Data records
****************
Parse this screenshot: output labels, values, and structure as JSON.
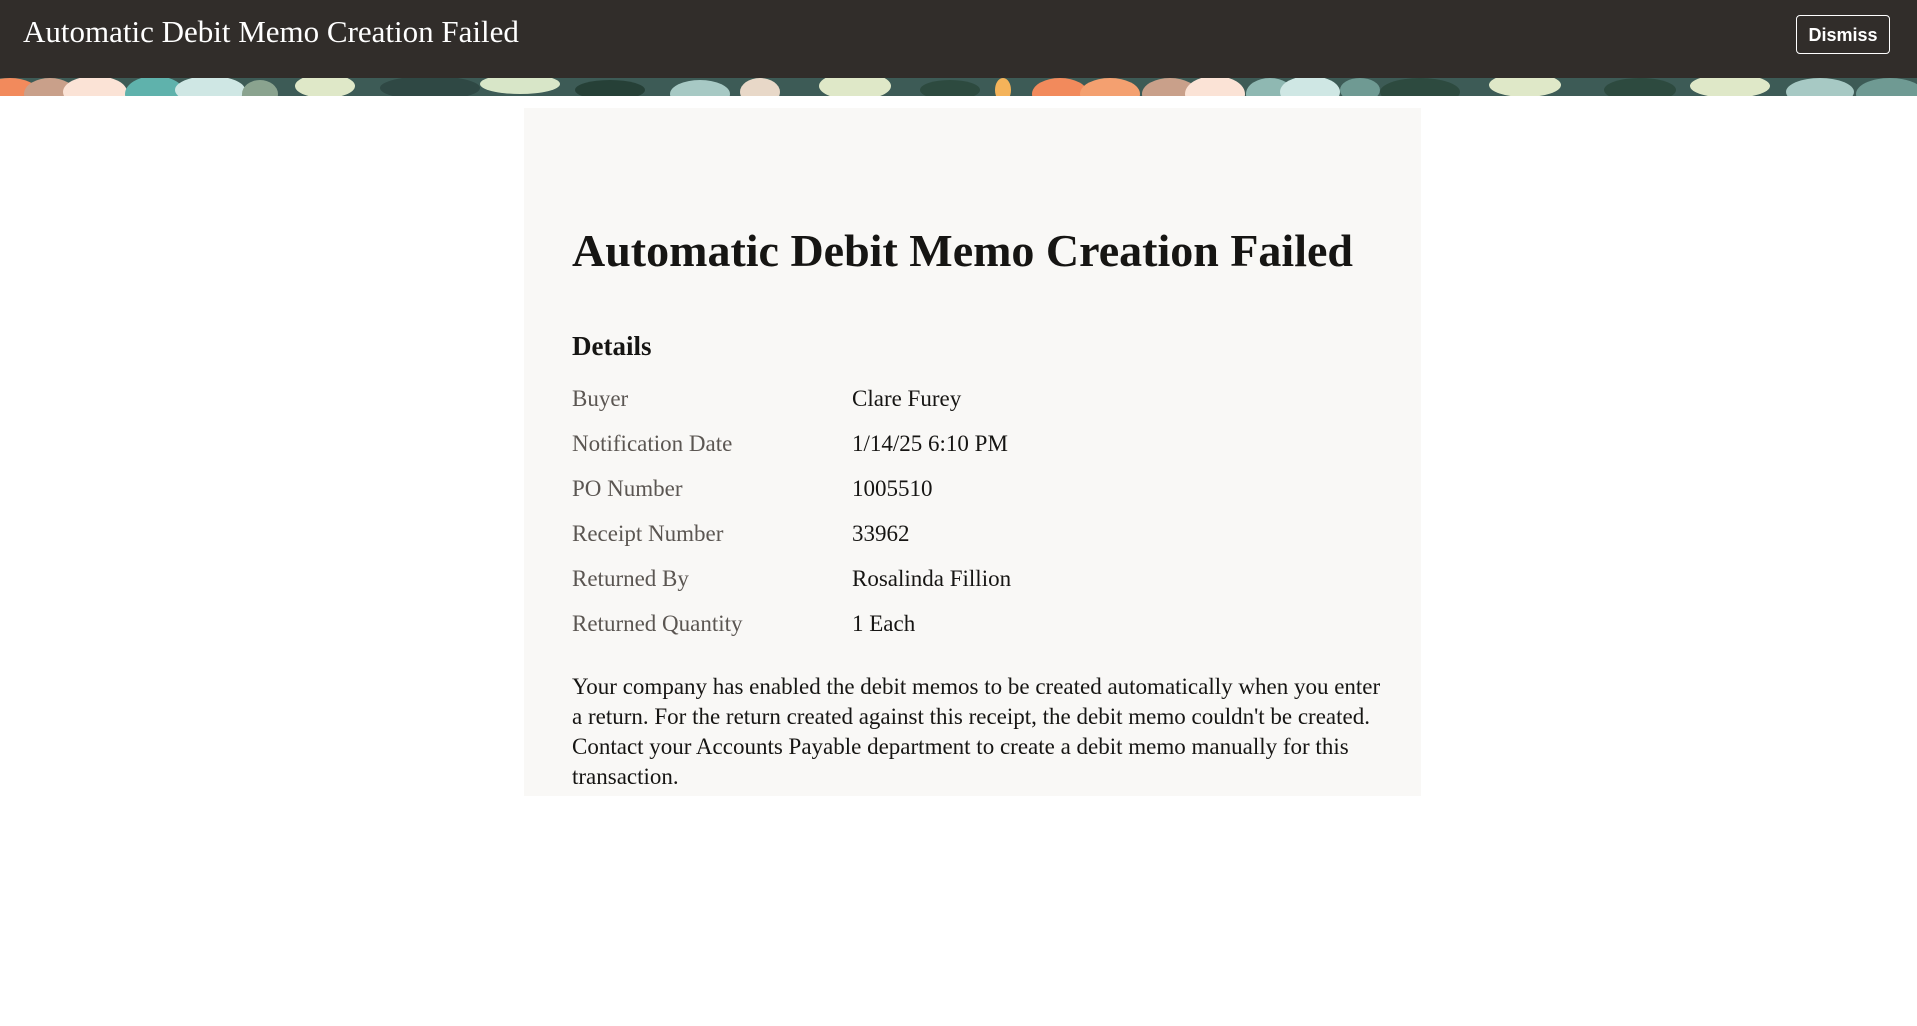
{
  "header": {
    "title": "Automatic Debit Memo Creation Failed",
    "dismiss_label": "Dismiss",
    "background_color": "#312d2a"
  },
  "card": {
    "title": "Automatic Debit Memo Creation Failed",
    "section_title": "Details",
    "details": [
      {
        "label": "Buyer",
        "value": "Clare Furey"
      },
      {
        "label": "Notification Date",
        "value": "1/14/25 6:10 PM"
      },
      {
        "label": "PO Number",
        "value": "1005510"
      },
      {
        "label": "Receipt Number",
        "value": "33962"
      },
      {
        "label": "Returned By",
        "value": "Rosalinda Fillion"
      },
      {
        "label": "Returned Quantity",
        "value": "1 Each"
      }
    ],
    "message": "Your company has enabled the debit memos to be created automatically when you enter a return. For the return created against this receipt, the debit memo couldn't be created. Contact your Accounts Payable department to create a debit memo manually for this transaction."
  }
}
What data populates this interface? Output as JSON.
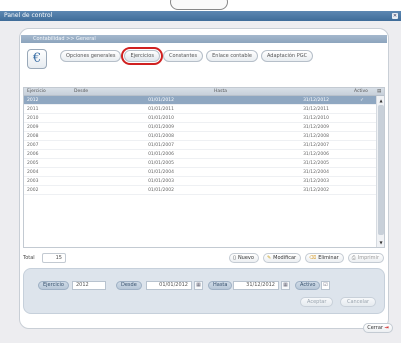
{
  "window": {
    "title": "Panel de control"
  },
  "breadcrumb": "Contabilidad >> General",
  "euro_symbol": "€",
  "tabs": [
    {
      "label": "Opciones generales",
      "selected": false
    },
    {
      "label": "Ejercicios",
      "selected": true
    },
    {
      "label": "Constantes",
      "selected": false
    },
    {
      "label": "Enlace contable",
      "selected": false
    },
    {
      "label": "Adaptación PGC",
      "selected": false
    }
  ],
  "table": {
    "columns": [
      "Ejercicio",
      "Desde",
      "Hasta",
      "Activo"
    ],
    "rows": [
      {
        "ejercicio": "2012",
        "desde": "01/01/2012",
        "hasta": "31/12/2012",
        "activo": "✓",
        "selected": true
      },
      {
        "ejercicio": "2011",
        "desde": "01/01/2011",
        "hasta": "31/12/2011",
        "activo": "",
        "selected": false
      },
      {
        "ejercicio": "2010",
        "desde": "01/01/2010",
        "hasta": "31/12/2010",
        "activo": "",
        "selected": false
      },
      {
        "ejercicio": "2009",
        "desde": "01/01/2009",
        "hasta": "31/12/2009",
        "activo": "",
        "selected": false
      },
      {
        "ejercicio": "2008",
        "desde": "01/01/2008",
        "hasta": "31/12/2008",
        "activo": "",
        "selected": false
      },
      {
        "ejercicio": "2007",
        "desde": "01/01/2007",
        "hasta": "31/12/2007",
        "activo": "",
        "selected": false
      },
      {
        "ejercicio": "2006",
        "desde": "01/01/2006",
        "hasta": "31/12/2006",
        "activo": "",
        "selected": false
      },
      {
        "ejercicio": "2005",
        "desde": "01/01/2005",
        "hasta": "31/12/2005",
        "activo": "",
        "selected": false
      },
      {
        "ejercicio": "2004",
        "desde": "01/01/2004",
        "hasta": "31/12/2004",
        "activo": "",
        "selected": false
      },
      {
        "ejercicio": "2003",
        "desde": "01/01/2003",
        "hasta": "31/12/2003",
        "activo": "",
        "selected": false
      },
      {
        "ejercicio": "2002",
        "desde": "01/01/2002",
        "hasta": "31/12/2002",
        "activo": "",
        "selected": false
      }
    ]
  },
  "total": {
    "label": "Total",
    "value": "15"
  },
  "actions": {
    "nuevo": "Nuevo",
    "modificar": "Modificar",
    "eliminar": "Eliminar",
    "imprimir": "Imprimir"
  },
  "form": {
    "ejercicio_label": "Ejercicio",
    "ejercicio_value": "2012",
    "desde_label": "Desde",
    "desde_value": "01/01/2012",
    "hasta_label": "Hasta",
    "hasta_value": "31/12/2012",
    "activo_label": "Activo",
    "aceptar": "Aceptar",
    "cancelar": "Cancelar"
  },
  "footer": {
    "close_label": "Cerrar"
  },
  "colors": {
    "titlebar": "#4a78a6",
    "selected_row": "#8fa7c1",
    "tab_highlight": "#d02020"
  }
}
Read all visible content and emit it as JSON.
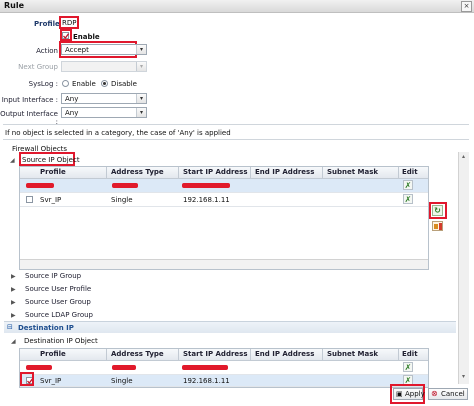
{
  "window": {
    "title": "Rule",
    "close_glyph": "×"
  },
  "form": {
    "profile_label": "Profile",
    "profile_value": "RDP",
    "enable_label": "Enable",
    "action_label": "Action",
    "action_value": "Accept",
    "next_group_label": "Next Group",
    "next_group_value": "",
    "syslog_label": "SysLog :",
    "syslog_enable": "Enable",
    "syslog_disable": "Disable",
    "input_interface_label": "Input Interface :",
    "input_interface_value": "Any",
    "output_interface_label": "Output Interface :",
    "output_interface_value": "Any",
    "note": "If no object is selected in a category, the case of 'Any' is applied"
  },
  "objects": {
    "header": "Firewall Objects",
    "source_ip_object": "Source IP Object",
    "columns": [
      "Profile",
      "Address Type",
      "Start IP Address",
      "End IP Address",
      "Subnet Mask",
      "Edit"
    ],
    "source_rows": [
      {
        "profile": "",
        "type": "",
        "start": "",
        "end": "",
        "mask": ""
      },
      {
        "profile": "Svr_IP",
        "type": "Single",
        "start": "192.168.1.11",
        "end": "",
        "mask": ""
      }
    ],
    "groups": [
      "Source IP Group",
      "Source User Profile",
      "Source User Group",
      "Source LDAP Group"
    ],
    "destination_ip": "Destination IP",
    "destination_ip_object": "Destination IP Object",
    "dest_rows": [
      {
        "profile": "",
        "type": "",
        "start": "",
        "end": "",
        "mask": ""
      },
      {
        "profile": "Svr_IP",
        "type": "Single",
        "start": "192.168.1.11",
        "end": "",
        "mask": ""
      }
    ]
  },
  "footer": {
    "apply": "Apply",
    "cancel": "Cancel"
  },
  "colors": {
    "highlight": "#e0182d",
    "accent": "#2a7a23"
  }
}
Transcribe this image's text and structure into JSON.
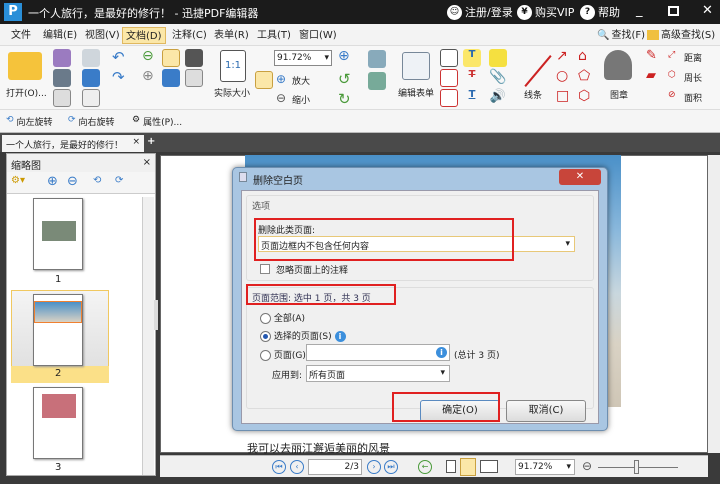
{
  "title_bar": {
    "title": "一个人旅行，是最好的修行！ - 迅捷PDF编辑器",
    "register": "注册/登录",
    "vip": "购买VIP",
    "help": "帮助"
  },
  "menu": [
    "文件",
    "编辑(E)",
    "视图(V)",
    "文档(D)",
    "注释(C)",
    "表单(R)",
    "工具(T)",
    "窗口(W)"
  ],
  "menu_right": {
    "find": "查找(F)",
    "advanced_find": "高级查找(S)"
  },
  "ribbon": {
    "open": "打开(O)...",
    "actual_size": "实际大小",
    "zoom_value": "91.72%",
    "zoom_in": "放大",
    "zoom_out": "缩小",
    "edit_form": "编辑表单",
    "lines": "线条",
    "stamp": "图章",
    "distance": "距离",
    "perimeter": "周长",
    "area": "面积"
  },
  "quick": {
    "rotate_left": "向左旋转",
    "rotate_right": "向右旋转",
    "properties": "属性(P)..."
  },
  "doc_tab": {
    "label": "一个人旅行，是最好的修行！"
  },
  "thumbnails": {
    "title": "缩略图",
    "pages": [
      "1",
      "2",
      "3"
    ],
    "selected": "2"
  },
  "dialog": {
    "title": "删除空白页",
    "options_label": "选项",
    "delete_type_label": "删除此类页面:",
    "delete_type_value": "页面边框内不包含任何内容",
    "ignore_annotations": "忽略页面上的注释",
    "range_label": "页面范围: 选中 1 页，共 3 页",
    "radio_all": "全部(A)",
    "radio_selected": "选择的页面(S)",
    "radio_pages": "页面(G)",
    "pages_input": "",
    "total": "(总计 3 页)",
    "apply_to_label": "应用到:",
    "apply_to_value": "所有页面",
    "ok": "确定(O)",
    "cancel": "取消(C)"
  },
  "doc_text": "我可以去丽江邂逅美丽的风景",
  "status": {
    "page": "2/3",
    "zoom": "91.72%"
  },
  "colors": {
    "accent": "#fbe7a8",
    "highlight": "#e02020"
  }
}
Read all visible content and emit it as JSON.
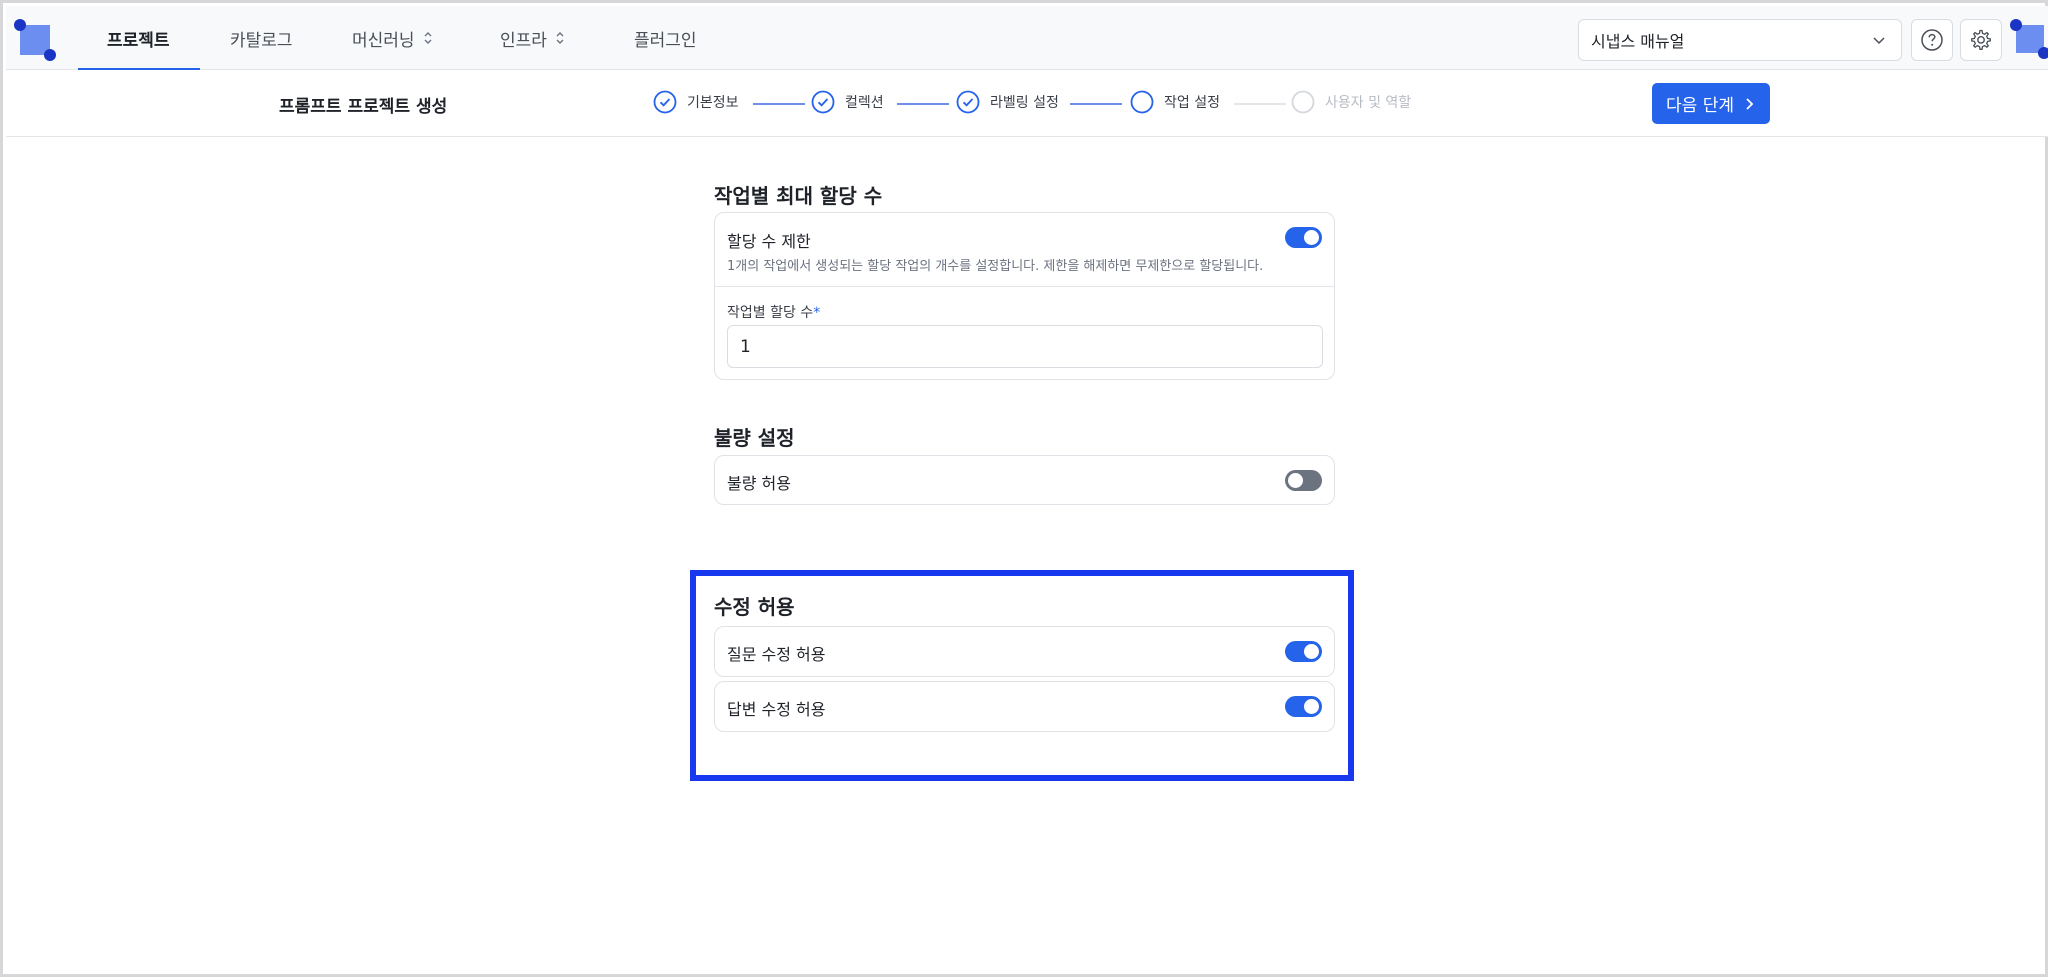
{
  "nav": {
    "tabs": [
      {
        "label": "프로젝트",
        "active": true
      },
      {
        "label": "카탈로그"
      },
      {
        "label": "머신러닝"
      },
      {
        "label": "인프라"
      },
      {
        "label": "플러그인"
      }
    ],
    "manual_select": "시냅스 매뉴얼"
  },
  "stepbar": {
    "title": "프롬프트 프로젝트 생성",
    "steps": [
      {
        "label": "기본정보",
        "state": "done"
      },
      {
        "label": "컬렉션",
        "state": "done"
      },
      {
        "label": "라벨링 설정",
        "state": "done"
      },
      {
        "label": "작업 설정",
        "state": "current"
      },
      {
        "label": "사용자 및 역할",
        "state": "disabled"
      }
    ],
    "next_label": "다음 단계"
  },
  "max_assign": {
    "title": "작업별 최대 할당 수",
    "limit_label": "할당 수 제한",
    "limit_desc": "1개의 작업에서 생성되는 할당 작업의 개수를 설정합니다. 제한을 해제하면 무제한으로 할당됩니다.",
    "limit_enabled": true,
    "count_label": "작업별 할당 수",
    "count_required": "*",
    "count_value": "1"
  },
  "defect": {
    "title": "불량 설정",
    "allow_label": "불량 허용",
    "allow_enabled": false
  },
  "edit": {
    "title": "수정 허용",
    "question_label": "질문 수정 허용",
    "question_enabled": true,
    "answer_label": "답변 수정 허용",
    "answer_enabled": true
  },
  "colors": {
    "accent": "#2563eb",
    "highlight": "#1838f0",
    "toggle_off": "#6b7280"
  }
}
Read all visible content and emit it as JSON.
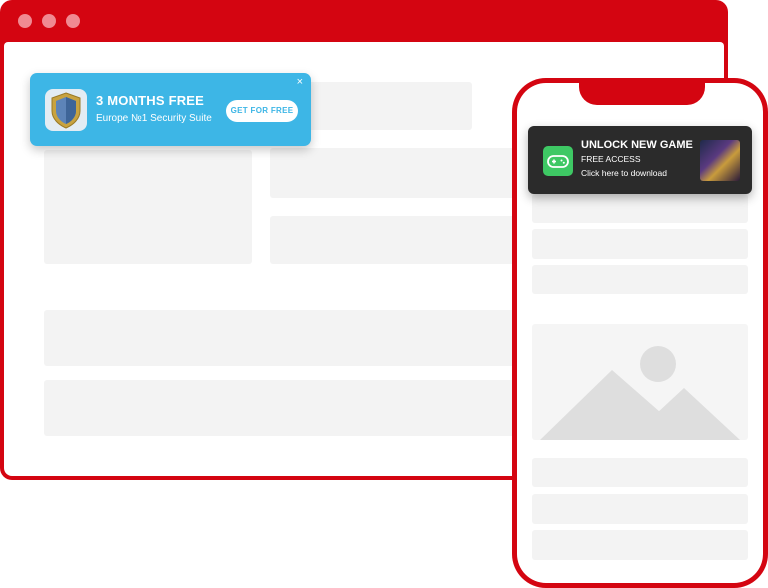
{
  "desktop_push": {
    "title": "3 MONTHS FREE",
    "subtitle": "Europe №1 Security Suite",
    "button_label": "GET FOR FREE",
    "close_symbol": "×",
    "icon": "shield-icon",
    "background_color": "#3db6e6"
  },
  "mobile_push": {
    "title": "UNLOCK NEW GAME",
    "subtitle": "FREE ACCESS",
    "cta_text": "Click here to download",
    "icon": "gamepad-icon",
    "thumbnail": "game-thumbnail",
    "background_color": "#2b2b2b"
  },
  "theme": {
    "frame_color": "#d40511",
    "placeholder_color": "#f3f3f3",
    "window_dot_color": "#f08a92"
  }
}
****************
__The request__
Which lines contain "Returned"? Show each of them.

__Task output__
        "label": "Returned By",
        "label": "Returned Quantity",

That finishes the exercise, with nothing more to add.